§ **Requirements**
Output the material below unchanged, apart from leaving out the pictures.
[START OF Data extract]
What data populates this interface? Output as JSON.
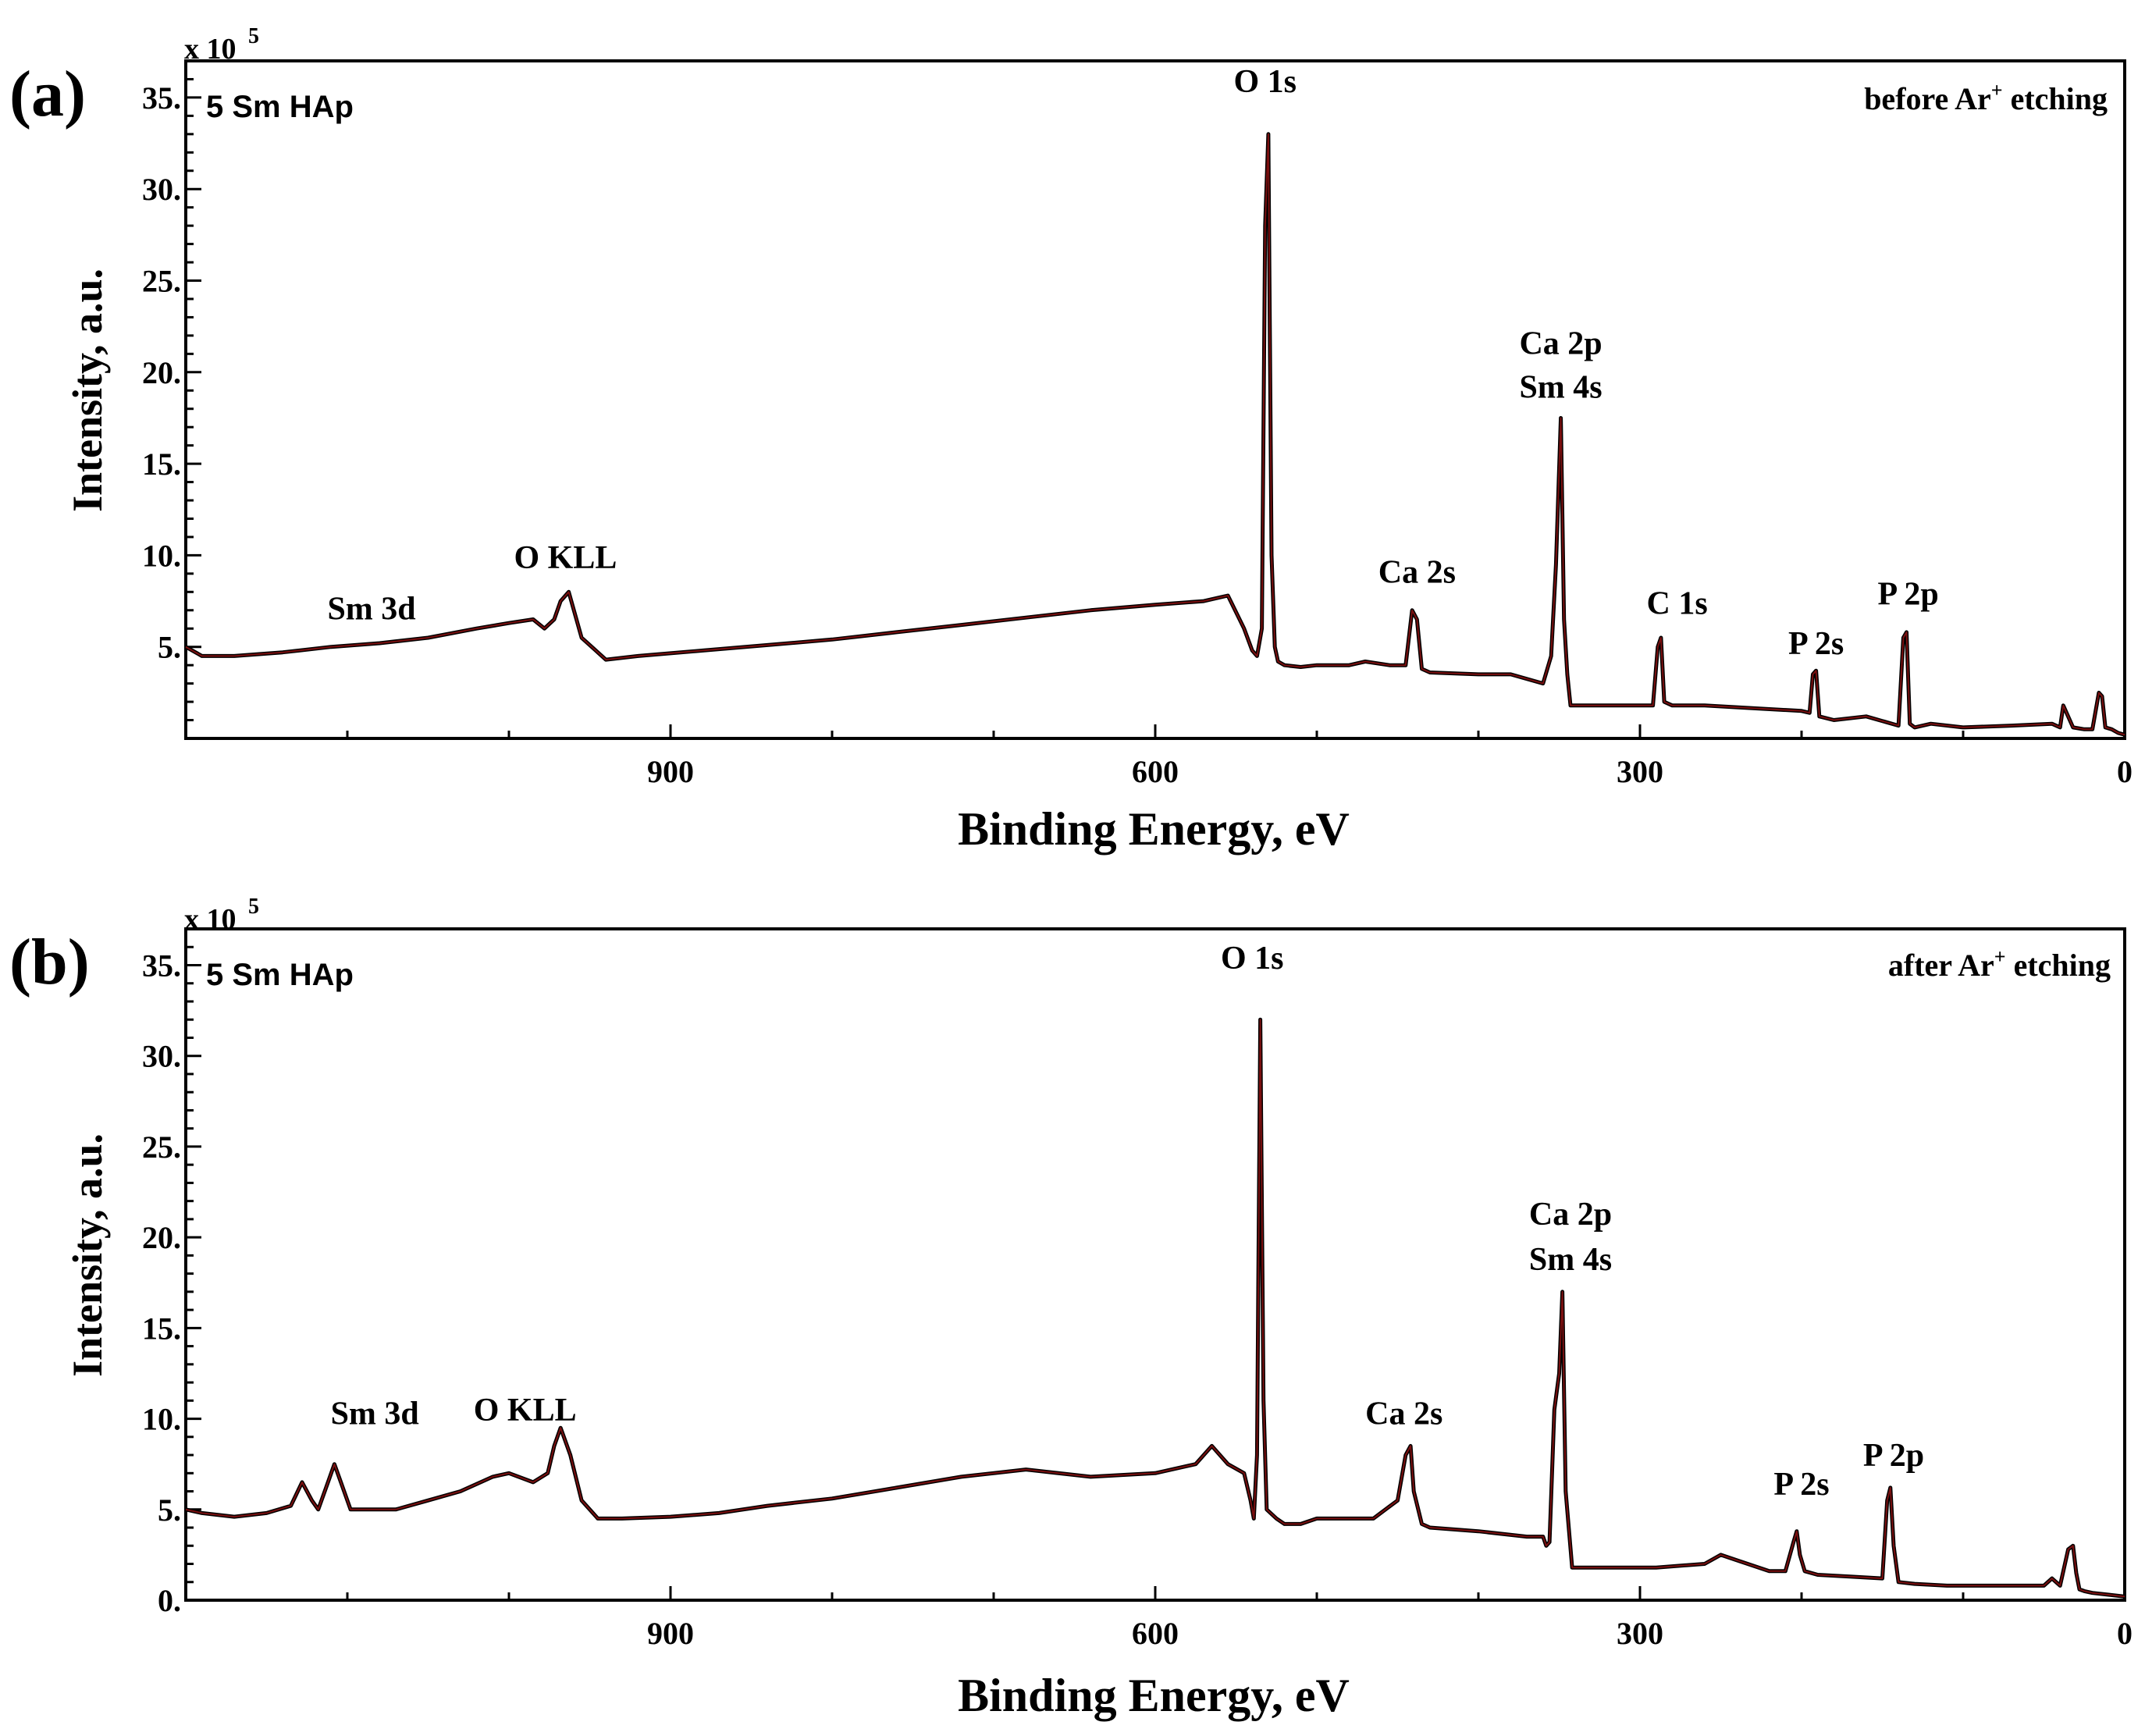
{
  "colors": {
    "trace": "#7a0f0f",
    "axis": "#000000",
    "background": "#ffffff"
  },
  "chart_data": [
    {
      "type": "line",
      "panel_label": "(a)",
      "sample_label": "5 Sm HAp",
      "condition_label": "before Ar",
      "condition_superscript": "+",
      "condition_suffix": " etching",
      "xlabel": "Binding Energy, eV",
      "ylabel": "Intensity, a.u.",
      "y_multiplier": "x 10",
      "y_multiplier_exp": "5",
      "xlim": [
        1200,
        0
      ],
      "ylim": [
        0,
        37
      ],
      "x_ticks": [
        900,
        600,
        300,
        0
      ],
      "x_tick_labels": [
        "900",
        "600",
        "300",
        "0"
      ],
      "y_ticks": [
        5,
        10,
        15,
        20,
        25,
        30,
        35
      ],
      "y_tick_labels": [
        "5.",
        "10.",
        "15.",
        "20.",
        "25.",
        "30.",
        "35."
      ],
      "series": [
        {
          "name": "survey spectrum",
          "x": [
            1200,
            1190,
            1170,
            1140,
            1110,
            1080,
            1050,
            1020,
            1000,
            985,
            978,
            972,
            968,
            963,
            955,
            940,
            920,
            880,
            840,
            800,
            760,
            720,
            680,
            640,
            600,
            570,
            555,
            545,
            540,
            537,
            534,
            532,
            530,
            528,
            526,
            524,
            520,
            510,
            500,
            480,
            470,
            455,
            445,
            441,
            438,
            435,
            430,
            400,
            380,
            360,
            355,
            352,
            349,
            347,
            345,
            343,
            341,
            338,
            320,
            300,
            292,
            289,
            287,
            285,
            280,
            260,
            240,
            200,
            195,
            193,
            191,
            189,
            180,
            160,
            140,
            137,
            135,
            133,
            130,
            120,
            100,
            70,
            45,
            40,
            38,
            32,
            25,
            20,
            16,
            14,
            12,
            8,
            4,
            0
          ],
          "y": [
            5.0,
            4.5,
            4.5,
            4.7,
            5.0,
            5.2,
            5.5,
            6.0,
            6.3,
            6.5,
            6.0,
            6.5,
            7.5,
            8.0,
            5.5,
            4.3,
            4.5,
            4.8,
            5.1,
            5.4,
            5.8,
            6.2,
            6.6,
            7.0,
            7.3,
            7.5,
            7.8,
            6.0,
            4.8,
            4.5,
            6.0,
            28.0,
            33.0,
            10.0,
            5.0,
            4.2,
            4.0,
            3.9,
            4.0,
            4.0,
            4.2,
            4.0,
            4.0,
            7.0,
            6.5,
            3.8,
            3.6,
            3.5,
            3.5,
            3.0,
            4.5,
            9.5,
            17.5,
            6.5,
            3.5,
            1.8,
            1.8,
            1.8,
            1.8,
            1.8,
            1.8,
            5.0,
            5.5,
            2.0,
            1.8,
            1.8,
            1.7,
            1.5,
            1.4,
            3.5,
            3.7,
            1.2,
            1.0,
            1.2,
            0.7,
            5.5,
            5.8,
            0.8,
            0.6,
            0.8,
            0.6,
            0.7,
            0.8,
            0.6,
            1.8,
            0.6,
            0.5,
            0.5,
            2.5,
            2.3,
            0.6,
            0.5,
            0.3,
            0.2
          ]
        }
      ],
      "annotations": [
        {
          "text": "Sm 3d",
          "x": 1085,
          "y": 6.5
        },
        {
          "text": "O KLL",
          "x": 965,
          "y": 9.3
        },
        {
          "text": "O 1s",
          "x": 532,
          "y": 35.3
        },
        {
          "text": "Ca 2s",
          "x": 438,
          "y": 8.5
        },
        {
          "text": "Ca 2p",
          "x": 349,
          "y": 21.0
        },
        {
          "text": "Sm 4s",
          "x": 349,
          "y": 18.6
        },
        {
          "text": "C 1s",
          "x": 277,
          "y": 6.8
        },
        {
          "text": "P 2s",
          "x": 191,
          "y": 4.6
        },
        {
          "text": "P 2p",
          "x": 134,
          "y": 7.3
        }
      ]
    },
    {
      "type": "line",
      "panel_label": "(b)",
      "sample_label": "5 Sm HAp",
      "condition_label": "after Ar",
      "condition_superscript": "+",
      "condition_suffix": " etching",
      "xlabel": "Binding Energy, eV",
      "ylabel": "Intensity, a.u.",
      "y_multiplier": "x 10",
      "y_multiplier_exp": "5",
      "xlim": [
        1200,
        0
      ],
      "ylim": [
        0,
        37
      ],
      "x_ticks": [
        900,
        600,
        300,
        0
      ],
      "x_tick_labels": [
        "900",
        "600",
        "300",
        "0"
      ],
      "y_ticks": [
        0,
        5,
        10,
        15,
        20,
        25,
        30,
        35
      ],
      "y_tick_labels": [
        "0.",
        "5.",
        "10.",
        "15.",
        "20.",
        "25.",
        "30.",
        "35."
      ],
      "series": [
        {
          "name": "survey spectrum",
          "x": [
            1200,
            1190,
            1170,
            1150,
            1135,
            1128,
            1122,
            1118,
            1112,
            1108,
            1104,
            1098,
            1090,
            1070,
            1050,
            1030,
            1010,
            1000,
            985,
            976,
            972,
            968,
            962,
            955,
            945,
            930,
            900,
            870,
            840,
            800,
            760,
            720,
            680,
            640,
            600,
            575,
            565,
            555,
            545,
            541,
            539,
            537,
            535,
            533,
            531,
            525,
            520,
            510,
            500,
            480,
            465,
            450,
            445,
            442,
            440,
            435,
            430,
            400,
            370,
            360,
            358,
            356,
            353,
            350,
            348,
            346,
            342,
            330,
            310,
            290,
            260,
            250,
            240,
            220,
            210,
            205,
            203,
            201,
            198,
            190,
            170,
            150,
            147,
            145,
            143,
            140,
            130,
            110,
            80,
            50,
            45,
            40,
            35,
            32,
            30,
            28,
            25,
            20,
            10,
            0
          ],
          "y": [
            5.0,
            4.8,
            4.6,
            4.8,
            5.2,
            6.5,
            5.5,
            5.0,
            6.5,
            7.5,
            6.5,
            5.0,
            5.0,
            5.0,
            5.5,
            6.0,
            6.8,
            7.0,
            6.5,
            7.0,
            8.5,
            9.5,
            8.0,
            5.5,
            4.5,
            4.5,
            4.6,
            4.8,
            5.2,
            5.6,
            6.2,
            6.8,
            7.2,
            6.8,
            7.0,
            7.5,
            8.5,
            7.5,
            7.0,
            5.5,
            4.5,
            8.0,
            32.0,
            11.0,
            5.0,
            4.5,
            4.2,
            4.2,
            4.5,
            4.5,
            4.5,
            5.5,
            8.0,
            8.5,
            6.0,
            4.2,
            4.0,
            3.8,
            3.5,
            3.5,
            3.0,
            3.2,
            10.5,
            12.5,
            17.0,
            6.0,
            1.8,
            1.8,
            1.8,
            1.8,
            2.0,
            2.5,
            2.2,
            1.6,
            1.6,
            3.2,
            3.8,
            2.5,
            1.6,
            1.4,
            1.3,
            1.2,
            5.5,
            6.2,
            3.0,
            1.0,
            0.9,
            0.8,
            0.8,
            0.8,
            1.2,
            0.8,
            2.8,
            3.0,
            1.5,
            0.6,
            0.5,
            0.4,
            0.3,
            0.2
          ]
        }
      ],
      "annotations": [
        {
          "text": "Sm 3d",
          "x": 1083,
          "y": 9.7
        },
        {
          "text": "O KLL",
          "x": 990,
          "y": 9.9
        },
        {
          "text": "O 1s",
          "x": 540,
          "y": 34.8
        },
        {
          "text": "Ca 2s",
          "x": 446,
          "y": 9.7
        },
        {
          "text": "Ca 2p",
          "x": 343,
          "y": 20.7
        },
        {
          "text": "Sm 4s",
          "x": 343,
          "y": 18.2
        },
        {
          "text": "P 2s",
          "x": 200,
          "y": 5.8
        },
        {
          "text": "P 2p",
          "x": 143,
          "y": 7.4
        }
      ]
    }
  ]
}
[END OF Data extract]
§ **Task result**
What data populates this interface? Output as JSON.
{
  "colors": {
    "trace": "#7a0f0f",
    "axis": "#000000",
    "background": "#ffffff"
  },
  "chart_data": [
    {
      "type": "line",
      "panel_label": "(a)",
      "sample_label": "5 Sm HAp",
      "condition_label": "before Ar",
      "condition_superscript": "+",
      "condition_suffix": " etching",
      "xlabel": "Binding Energy, eV",
      "ylabel": "Intensity, a.u.",
      "y_multiplier": "x 10",
      "y_multiplier_exp": "5",
      "xlim": [
        1200,
        0
      ],
      "ylim": [
        0,
        37
      ],
      "x_ticks": [
        900,
        600,
        300,
        0
      ],
      "x_tick_labels": [
        "900",
        "600",
        "300",
        "0"
      ],
      "y_ticks": [
        5,
        10,
        15,
        20,
        25,
        30,
        35
      ],
      "y_tick_labels": [
        "5.",
        "10.",
        "15.",
        "20.",
        "25.",
        "30.",
        "35."
      ],
      "series": [
        {
          "name": "survey spectrum",
          "x": [
            1200,
            1190,
            1170,
            1140,
            1110,
            1080,
            1050,
            1020,
            1000,
            985,
            978,
            972,
            968,
            963,
            955,
            940,
            920,
            880,
            840,
            800,
            760,
            720,
            680,
            640,
            600,
            570,
            555,
            545,
            540,
            537,
            534,
            532,
            530,
            528,
            526,
            524,
            520,
            510,
            500,
            480,
            470,
            455,
            445,
            441,
            438,
            435,
            430,
            400,
            380,
            360,
            355,
            352,
            349,
            347,
            345,
            343,
            341,
            338,
            320,
            300,
            292,
            289,
            287,
            285,
            280,
            260,
            240,
            200,
            195,
            193,
            191,
            189,
            180,
            160,
            140,
            137,
            135,
            133,
            130,
            120,
            100,
            70,
            45,
            40,
            38,
            32,
            25,
            20,
            16,
            14,
            12,
            8,
            4,
            0
          ],
          "y": [
            5.0,
            4.5,
            4.5,
            4.7,
            5.0,
            5.2,
            5.5,
            6.0,
            6.3,
            6.5,
            6.0,
            6.5,
            7.5,
            8.0,
            5.5,
            4.3,
            4.5,
            4.8,
            5.1,
            5.4,
            5.8,
            6.2,
            6.6,
            7.0,
            7.3,
            7.5,
            7.8,
            6.0,
            4.8,
            4.5,
            6.0,
            28.0,
            33.0,
            10.0,
            5.0,
            4.2,
            4.0,
            3.9,
            4.0,
            4.0,
            4.2,
            4.0,
            4.0,
            7.0,
            6.5,
            3.8,
            3.6,
            3.5,
            3.5,
            3.0,
            4.5,
            9.5,
            17.5,
            6.5,
            3.5,
            1.8,
            1.8,
            1.8,
            1.8,
            1.8,
            1.8,
            5.0,
            5.5,
            2.0,
            1.8,
            1.8,
            1.7,
            1.5,
            1.4,
            3.5,
            3.7,
            1.2,
            1.0,
            1.2,
            0.7,
            5.5,
            5.8,
            0.8,
            0.6,
            0.8,
            0.6,
            0.7,
            0.8,
            0.6,
            1.8,
            0.6,
            0.5,
            0.5,
            2.5,
            2.3,
            0.6,
            0.5,
            0.3,
            0.2
          ]
        }
      ],
      "annotations": [
        {
          "text": "Sm 3d",
          "x": 1085,
          "y": 6.5
        },
        {
          "text": "O KLL",
          "x": 965,
          "y": 9.3
        },
        {
          "text": "O 1s",
          "x": 532,
          "y": 35.3
        },
        {
          "text": "Ca 2s",
          "x": 438,
          "y": 8.5
        },
        {
          "text": "Ca 2p",
          "x": 349,
          "y": 21.0
        },
        {
          "text": "Sm 4s",
          "x": 349,
          "y": 18.6
        },
        {
          "text": "C 1s",
          "x": 277,
          "y": 6.8
        },
        {
          "text": "P 2s",
          "x": 191,
          "y": 4.6
        },
        {
          "text": "P 2p",
          "x": 134,
          "y": 7.3
        }
      ]
    },
    {
      "type": "line",
      "panel_label": "(b)",
      "sample_label": "5 Sm HAp",
      "condition_label": "after Ar",
      "condition_superscript": "+",
      "condition_suffix": " etching",
      "xlabel": "Binding Energy, eV",
      "ylabel": "Intensity, a.u.",
      "y_multiplier": "x 10",
      "y_multiplier_exp": "5",
      "xlim": [
        1200,
        0
      ],
      "ylim": [
        0,
        37
      ],
      "x_ticks": [
        900,
        600,
        300,
        0
      ],
      "x_tick_labels": [
        "900",
        "600",
        "300",
        "0"
      ],
      "y_ticks": [
        0,
        5,
        10,
        15,
        20,
        25,
        30,
        35
      ],
      "y_tick_labels": [
        "0.",
        "5.",
        "10.",
        "15.",
        "20.",
        "25.",
        "30.",
        "35."
      ],
      "series": [
        {
          "name": "survey spectrum",
          "x": [
            1200,
            1190,
            1170,
            1150,
            1135,
            1128,
            1122,
            1118,
            1112,
            1108,
            1104,
            1098,
            1090,
            1070,
            1050,
            1030,
            1010,
            1000,
            985,
            976,
            972,
            968,
            962,
            955,
            945,
            930,
            900,
            870,
            840,
            800,
            760,
            720,
            680,
            640,
            600,
            575,
            565,
            555,
            545,
            541,
            539,
            537,
            535,
            533,
            531,
            525,
            520,
            510,
            500,
            480,
            465,
            450,
            445,
            442,
            440,
            435,
            430,
            400,
            370,
            360,
            358,
            356,
            353,
            350,
            348,
            346,
            342,
            330,
            310,
            290,
            260,
            250,
            240,
            220,
            210,
            205,
            203,
            201,
            198,
            190,
            170,
            150,
            147,
            145,
            143,
            140,
            130,
            110,
            80,
            50,
            45,
            40,
            35,
            32,
            30,
            28,
            25,
            20,
            10,
            0
          ],
          "y": [
            5.0,
            4.8,
            4.6,
            4.8,
            5.2,
            6.5,
            5.5,
            5.0,
            6.5,
            7.5,
            6.5,
            5.0,
            5.0,
            5.0,
            5.5,
            6.0,
            6.8,
            7.0,
            6.5,
            7.0,
            8.5,
            9.5,
            8.0,
            5.5,
            4.5,
            4.5,
            4.6,
            4.8,
            5.2,
            5.6,
            6.2,
            6.8,
            7.2,
            6.8,
            7.0,
            7.5,
            8.5,
            7.5,
            7.0,
            5.5,
            4.5,
            8.0,
            32.0,
            11.0,
            5.0,
            4.5,
            4.2,
            4.2,
            4.5,
            4.5,
            4.5,
            5.5,
            8.0,
            8.5,
            6.0,
            4.2,
            4.0,
            3.8,
            3.5,
            3.5,
            3.0,
            3.2,
            10.5,
            12.5,
            17.0,
            6.0,
            1.8,
            1.8,
            1.8,
            1.8,
            2.0,
            2.5,
            2.2,
            1.6,
            1.6,
            3.2,
            3.8,
            2.5,
            1.6,
            1.4,
            1.3,
            1.2,
            5.5,
            6.2,
            3.0,
            1.0,
            0.9,
            0.8,
            0.8,
            0.8,
            1.2,
            0.8,
            2.8,
            3.0,
            1.5,
            0.6,
            0.5,
            0.4,
            0.3,
            0.2
          ]
        }
      ],
      "annotations": [
        {
          "text": "Sm 3d",
          "x": 1083,
          "y": 9.7
        },
        {
          "text": "O KLL",
          "x": 990,
          "y": 9.9
        },
        {
          "text": "O 1s",
          "x": 540,
          "y": 34.8
        },
        {
          "text": "Ca 2s",
          "x": 446,
          "y": 9.7
        },
        {
          "text": "Ca 2p",
          "x": 343,
          "y": 20.7
        },
        {
          "text": "Sm 4s",
          "x": 343,
          "y": 18.2
        },
        {
          "text": "P 2s",
          "x": 200,
          "y": 5.8
        },
        {
          "text": "P 2p",
          "x": 143,
          "y": 7.4
        }
      ]
    }
  ]
}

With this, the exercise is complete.